[Saved entries]

------------------------------------------------------------

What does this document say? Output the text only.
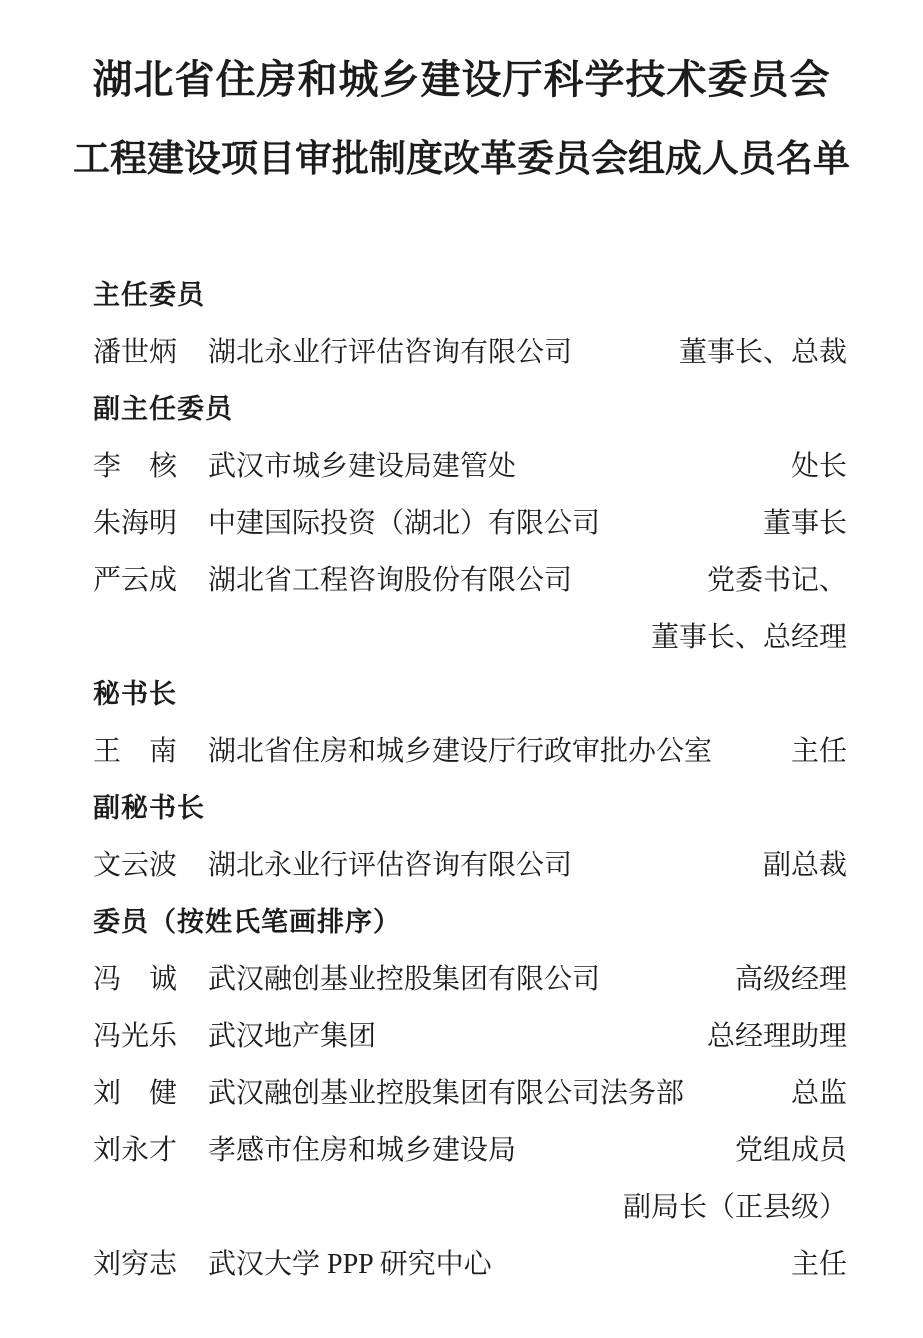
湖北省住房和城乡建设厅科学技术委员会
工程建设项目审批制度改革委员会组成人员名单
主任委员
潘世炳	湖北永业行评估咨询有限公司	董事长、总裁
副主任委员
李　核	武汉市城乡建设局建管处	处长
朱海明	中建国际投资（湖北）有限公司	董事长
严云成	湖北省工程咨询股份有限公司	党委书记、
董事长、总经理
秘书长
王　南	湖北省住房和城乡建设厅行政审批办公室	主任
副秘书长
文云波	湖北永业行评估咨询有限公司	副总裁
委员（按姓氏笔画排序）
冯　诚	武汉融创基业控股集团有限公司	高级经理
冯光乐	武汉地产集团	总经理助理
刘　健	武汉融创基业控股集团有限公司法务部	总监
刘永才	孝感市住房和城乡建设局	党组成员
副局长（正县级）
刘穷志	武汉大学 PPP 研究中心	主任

------------------------------------------------------------

### [PROBLEM STATEMENT]
Filter for "湖北永业行评估咨询有限公司". Return all lines that hold it.

### [EXPECTED ANSWER]
潘世炳	湖北永业行评估咨询有限公司	董事长、总裁
文云波	湖北永业行评估咨询有限公司	副总裁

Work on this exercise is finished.